__What you have to do__. Every line containing the word "размещения" needs to be found and copied.

Extracted data entries
* * *
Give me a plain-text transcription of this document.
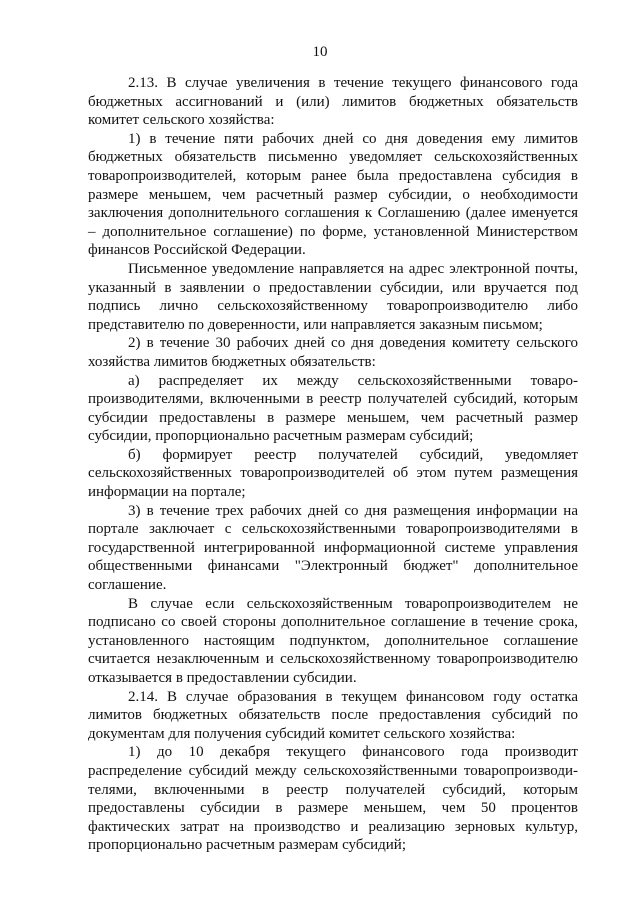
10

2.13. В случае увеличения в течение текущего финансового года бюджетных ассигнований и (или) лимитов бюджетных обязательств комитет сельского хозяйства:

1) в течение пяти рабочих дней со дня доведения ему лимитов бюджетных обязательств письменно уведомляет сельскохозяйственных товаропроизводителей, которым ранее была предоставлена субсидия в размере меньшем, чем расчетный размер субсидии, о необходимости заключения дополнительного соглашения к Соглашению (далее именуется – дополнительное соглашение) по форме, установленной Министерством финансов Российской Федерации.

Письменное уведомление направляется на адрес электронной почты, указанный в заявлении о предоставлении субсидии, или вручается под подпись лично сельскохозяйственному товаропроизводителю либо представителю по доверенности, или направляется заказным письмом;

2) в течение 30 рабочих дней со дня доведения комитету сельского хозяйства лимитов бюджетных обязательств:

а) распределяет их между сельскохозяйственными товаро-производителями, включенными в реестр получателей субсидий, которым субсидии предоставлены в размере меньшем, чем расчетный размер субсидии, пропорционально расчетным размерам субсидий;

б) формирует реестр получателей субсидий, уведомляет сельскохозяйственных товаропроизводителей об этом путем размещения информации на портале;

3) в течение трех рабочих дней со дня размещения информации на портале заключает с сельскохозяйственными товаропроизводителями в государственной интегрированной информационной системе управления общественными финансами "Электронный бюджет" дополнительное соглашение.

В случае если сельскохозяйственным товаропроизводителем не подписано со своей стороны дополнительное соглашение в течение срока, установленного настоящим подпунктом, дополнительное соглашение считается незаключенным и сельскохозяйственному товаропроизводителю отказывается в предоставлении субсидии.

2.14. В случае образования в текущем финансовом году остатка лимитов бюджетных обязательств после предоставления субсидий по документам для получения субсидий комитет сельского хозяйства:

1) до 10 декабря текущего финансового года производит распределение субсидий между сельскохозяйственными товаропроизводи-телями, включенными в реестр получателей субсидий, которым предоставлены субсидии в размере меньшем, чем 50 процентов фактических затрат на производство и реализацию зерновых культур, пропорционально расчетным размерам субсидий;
* * *
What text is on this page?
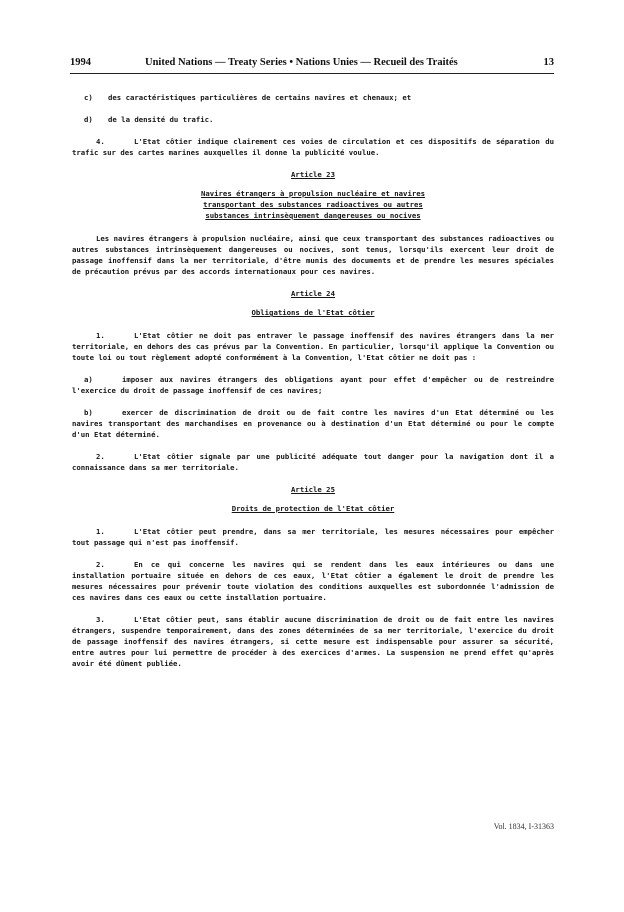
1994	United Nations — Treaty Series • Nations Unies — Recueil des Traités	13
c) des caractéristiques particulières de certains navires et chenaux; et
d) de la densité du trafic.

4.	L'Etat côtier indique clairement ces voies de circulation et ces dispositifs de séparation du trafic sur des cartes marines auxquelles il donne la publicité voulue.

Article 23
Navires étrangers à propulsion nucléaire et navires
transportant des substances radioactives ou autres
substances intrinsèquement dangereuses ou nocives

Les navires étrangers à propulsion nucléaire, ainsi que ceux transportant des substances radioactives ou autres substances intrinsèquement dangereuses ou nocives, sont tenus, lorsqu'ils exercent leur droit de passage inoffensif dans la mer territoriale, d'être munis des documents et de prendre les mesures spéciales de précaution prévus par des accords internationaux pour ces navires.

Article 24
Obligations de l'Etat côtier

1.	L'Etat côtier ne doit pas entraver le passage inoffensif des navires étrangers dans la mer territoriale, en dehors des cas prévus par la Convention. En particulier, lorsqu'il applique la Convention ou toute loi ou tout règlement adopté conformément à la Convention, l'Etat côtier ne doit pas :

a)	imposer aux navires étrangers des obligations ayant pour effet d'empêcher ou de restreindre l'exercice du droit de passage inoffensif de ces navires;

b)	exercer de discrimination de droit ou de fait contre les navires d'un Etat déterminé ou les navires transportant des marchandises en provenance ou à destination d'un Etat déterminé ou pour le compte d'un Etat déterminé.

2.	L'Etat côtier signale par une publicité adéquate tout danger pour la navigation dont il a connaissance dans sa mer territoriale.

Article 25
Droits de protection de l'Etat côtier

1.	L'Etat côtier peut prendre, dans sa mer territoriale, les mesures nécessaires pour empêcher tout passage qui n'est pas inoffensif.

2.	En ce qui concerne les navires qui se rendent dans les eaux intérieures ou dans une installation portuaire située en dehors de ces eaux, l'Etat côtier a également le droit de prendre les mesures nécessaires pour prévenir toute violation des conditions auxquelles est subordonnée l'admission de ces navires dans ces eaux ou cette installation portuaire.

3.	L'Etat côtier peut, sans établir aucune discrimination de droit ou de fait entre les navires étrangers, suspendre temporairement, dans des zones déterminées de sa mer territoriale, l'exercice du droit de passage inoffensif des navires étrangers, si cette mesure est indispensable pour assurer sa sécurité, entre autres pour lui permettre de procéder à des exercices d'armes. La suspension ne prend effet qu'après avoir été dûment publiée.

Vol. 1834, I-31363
* * *
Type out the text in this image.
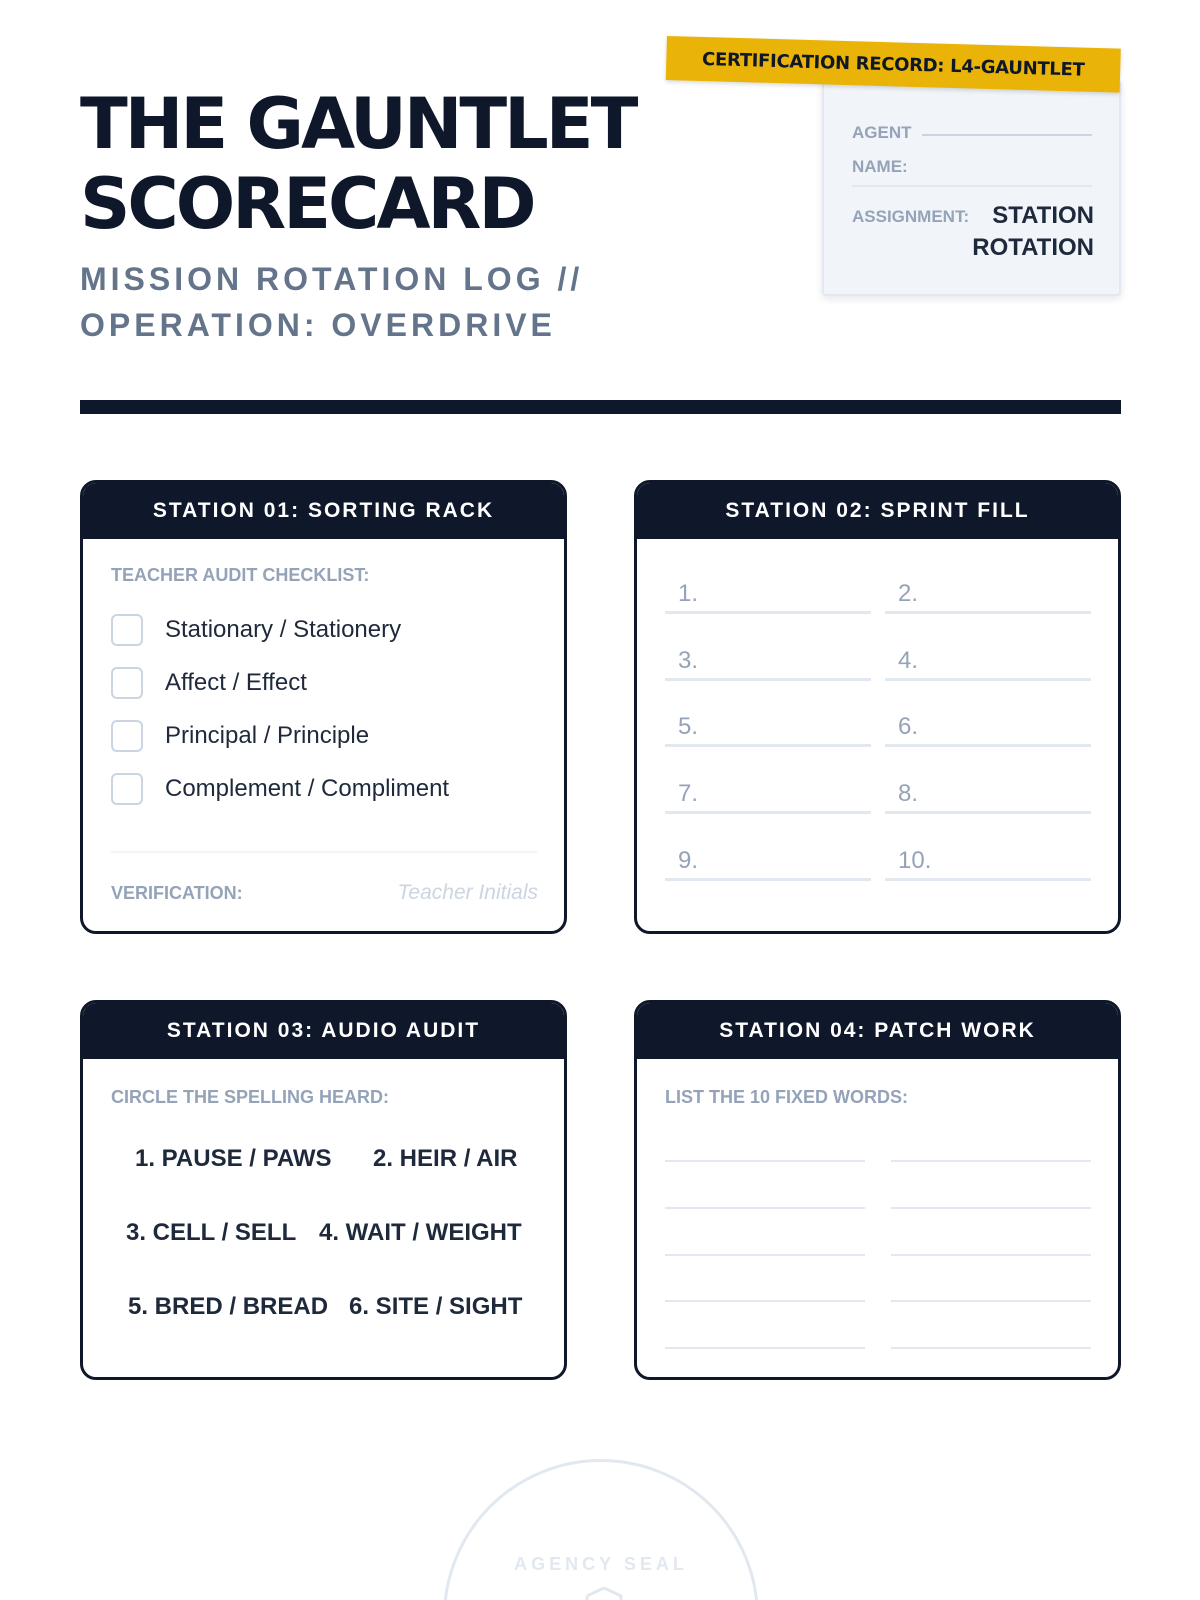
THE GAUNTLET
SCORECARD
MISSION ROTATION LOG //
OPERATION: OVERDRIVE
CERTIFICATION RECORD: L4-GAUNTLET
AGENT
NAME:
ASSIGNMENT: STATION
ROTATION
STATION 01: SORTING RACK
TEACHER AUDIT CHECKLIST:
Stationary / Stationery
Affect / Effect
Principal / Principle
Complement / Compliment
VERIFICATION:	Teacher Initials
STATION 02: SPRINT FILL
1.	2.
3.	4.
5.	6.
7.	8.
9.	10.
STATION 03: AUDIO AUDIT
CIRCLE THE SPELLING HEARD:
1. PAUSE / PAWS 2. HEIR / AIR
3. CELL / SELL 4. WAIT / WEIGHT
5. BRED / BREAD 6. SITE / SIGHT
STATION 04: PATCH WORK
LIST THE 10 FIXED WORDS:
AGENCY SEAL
* * *
__Response__.
б) формирует реестр получателей субсидий, уведомляет сельскохозяйственных товаропроизводителей об этом путем размещения информации на портале;
3) в течение трех рабочих дней со дня размещения информации на портале заключает с сельскохозяйственными товаропроизводителями в государственной интегрированной информационной системе управления общественными финансами "Электронный бюджет" дополнительное соглашение.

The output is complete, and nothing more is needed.